** begin **

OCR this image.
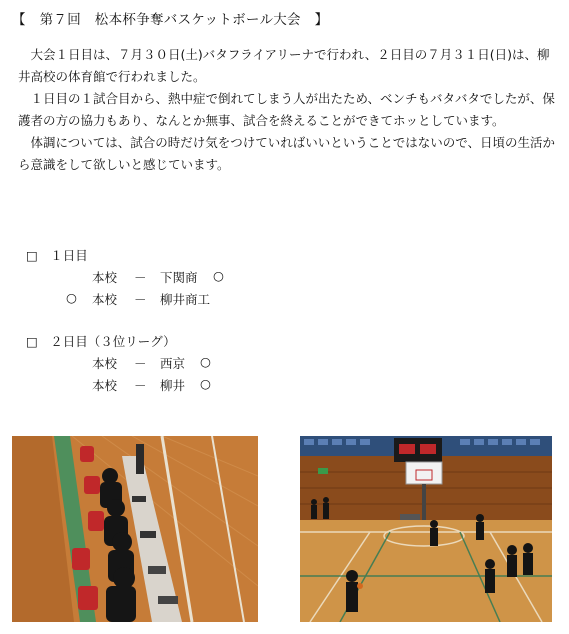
【　第７回　松本杯争奪バスケットボール大会　】

　大会１日目は、７月３０日(土)バタフライアリーナで行われ、２日目の７月３１日(日)は、柳井高校の体育館で行われました。

　１日目の１試合目から、熱中症で倒れてしまう人が出たため、ベンチもバタバタでしたが、保護者の方の協力もあり、なんとか無事、試合を終えることができてホッとしています。

　体調については、試合の時だけ気をつけていればいいということではないので、日頃の生活から意識をして欲しいと感じています。

□　１日目
本校 － 下関商 ○
○ 本校 － 柳井商工
□　２日目（３位リーグ）
本校 － 西京 ○
本校 － 柳井 ○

** end **

#### GIVEN INSTRUCTION
From the material above, reproduce everything verbatim except the pictures.

#### TASK OUTPUT
OCR this image.
【　第７回　松本杯争奪バスケットボール大会　】

　大会１日目は、７月３０日(土)バタフライアリーナで行われ、２日目の７月３１日(日)は、柳井高校の体育館で行われました。

　１日目の１試合目から、熱中症で倒れてしまう人が出たため、ベンチもバタバタでしたが、保護者の方の協力もあり、なんとか無事、試合を終えることができてホッとしています。

　体調については、試合の時だけ気をつけていればいいということではないので、日頃の生活から意識をして欲しいと感じています。

□　１日目
本校 － 下関商 ○
○ 本校 － 柳井商工
□　２日目（３位リーグ）
本校 － 西京 ○
本校 － 柳井 ○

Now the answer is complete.